▶ _Directions for this task_
Transcribe the material word for word, but without the images.
--- start of Provided entries ---
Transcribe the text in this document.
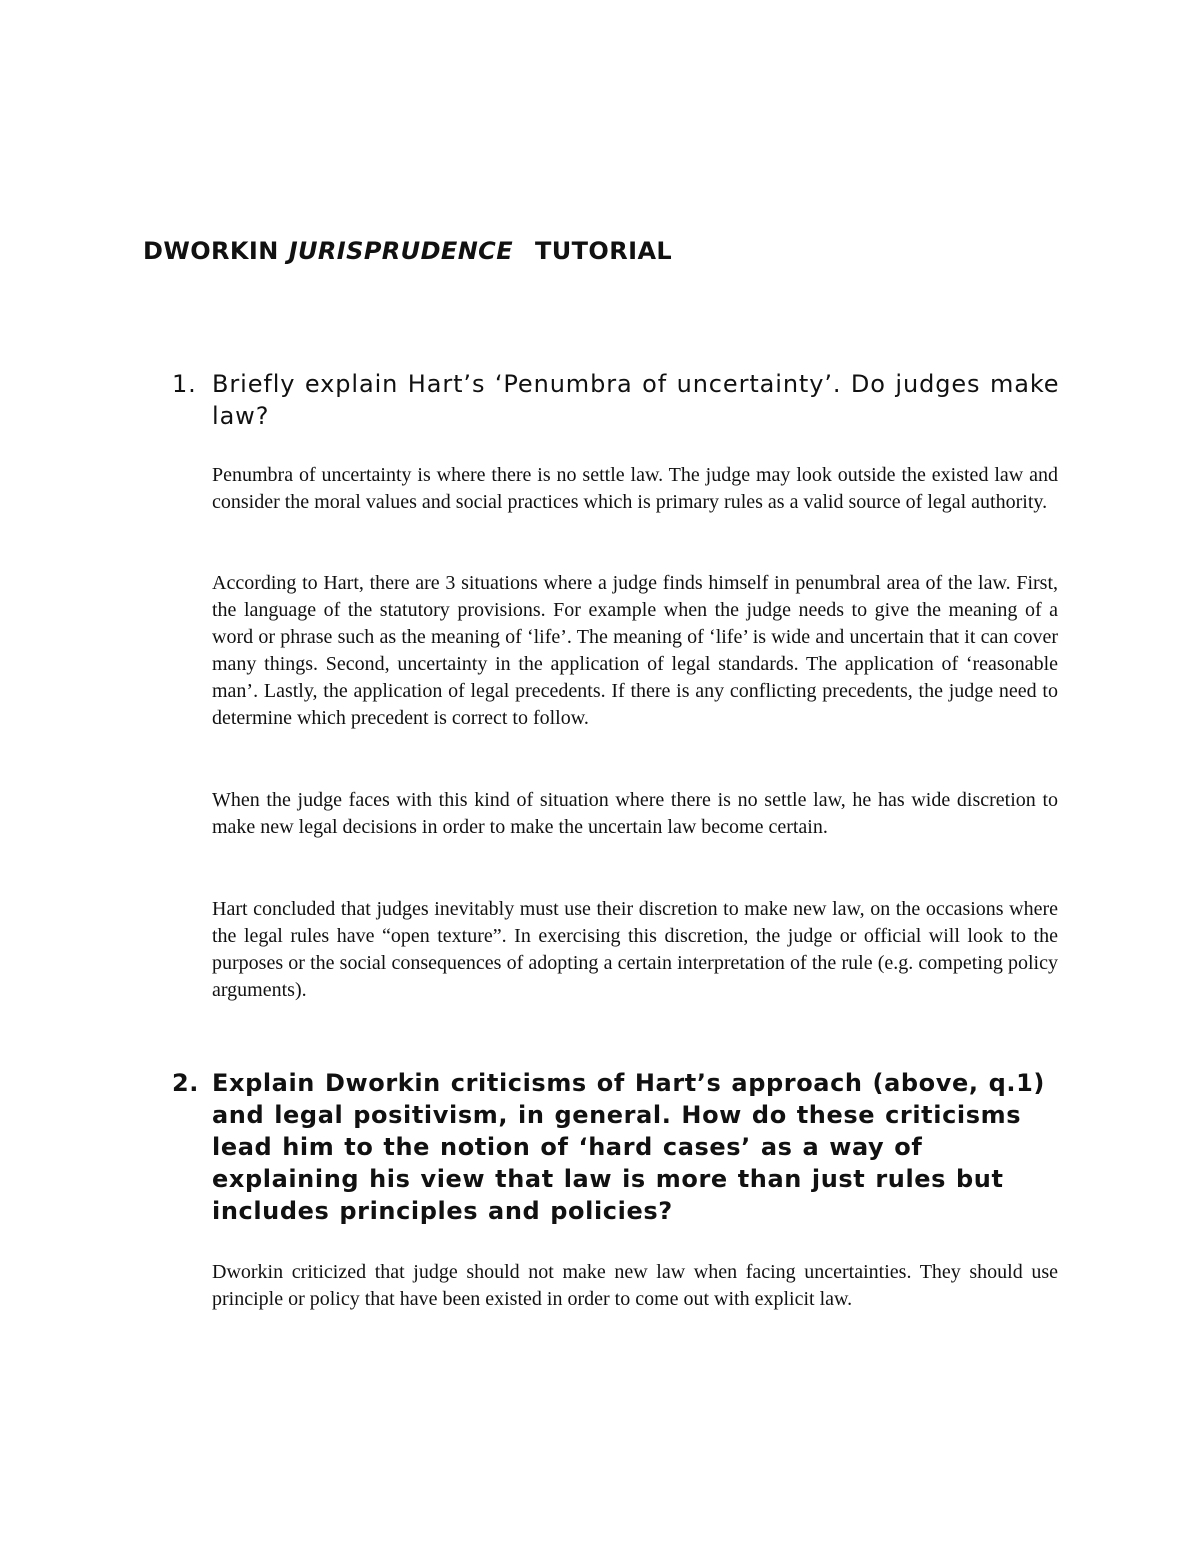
DWORKIN JURISPRUDENCE TUTORIAL
1. Briefly explain Hart’s ‘Penumbra of uncertainty’. Do judges make law?
Penumbra of uncertainty is where there is no settle law. The judge may look outside the existed law and consider the moral values and social practices which is primary rules as a valid source of legal authority.
According to Hart, there are 3 situations where a judge finds himself in penumbral area of the law. First, the language of the statutory provisions. For example when the judge needs to give the meaning of a word or phrase such as the meaning of ‘life’. The meaning of ‘life’ is wide and uncertain that it can cover many things. Second, uncertainty in the application of legal standards. The application of ‘reasonable man’. Lastly, the application of legal precedents. If there is any conflicting precedents, the judge need to determine which precedent is correct to follow.
When the judge faces with this kind of situation where there is no settle law, he has wide discretion to make new legal decisions in order to make the uncertain law become certain.
Hart concluded that judges inevitably must use their discretion to make new law, on the occasions where the legal rules have “open texture”. In exercising this discretion, the judge or official will look to the purposes or the social consequences of adopting a certain interpretation of the rule (e.g. competing policy arguments).
2. Explain Dworkin criticisms of Hart’s approach (above, q.1) and legal positivism, in general. How do these criticisms lead him to the notion of ‘hard cases’ as a way of explaining his view that law is more than just rules but includes principles and policies?
Dworkin criticized that judge should not make new law when facing uncertainties. They should use principle or policy that have been existed in order to come out with explicit law.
--- end of Provided entries ---
▶ _Finished exercise_
Transcribe the text in this document.
DWORKIN JURISPRUDENCE TUTORIAL
1. Briefly explain Hart’s ‘Penumbra of uncertainty’. Do judges make law?
Penumbra of uncertainty is where there is no settle law. The judge may look outside the existed law and consider the moral values and social practices which is primary rules as a valid source of legal authority.
According to Hart, there are 3 situations where a judge finds himself in penumbral area of the law. First, the language of the statutory provisions. For example when the judge needs to give the meaning of a word or phrase such as the meaning of ‘life’. The meaning of ‘life’ is wide and uncertain that it can cover many things. Second, uncertainty in the application of legal standards. The application of ‘reasonable man’. Lastly, the application of legal precedents. If there is any conflicting precedents, the judge need to determine which precedent is correct to follow.
When the judge faces with this kind of situation where there is no settle law, he has wide discretion to make new legal decisions in order to make the uncertain law become certain.
Hart concluded that judges inevitably must use their discretion to make new law, on the occasions where the legal rules have “open texture”. In exercising this discretion, the judge or official will look to the purposes or the social consequences of adopting a certain interpretation of the rule (e.g. competing policy arguments).
2. Explain Dworkin criticisms of Hart’s approach (above, q.1) and legal positivism, in general. How do these criticisms lead him to the notion of ‘hard cases’ as a way of explaining his view that law is more than just rules but includes principles and policies?
Dworkin criticized that judge should not make new law when facing uncertainties. They should use principle or policy that have been existed in order to come out with explicit law.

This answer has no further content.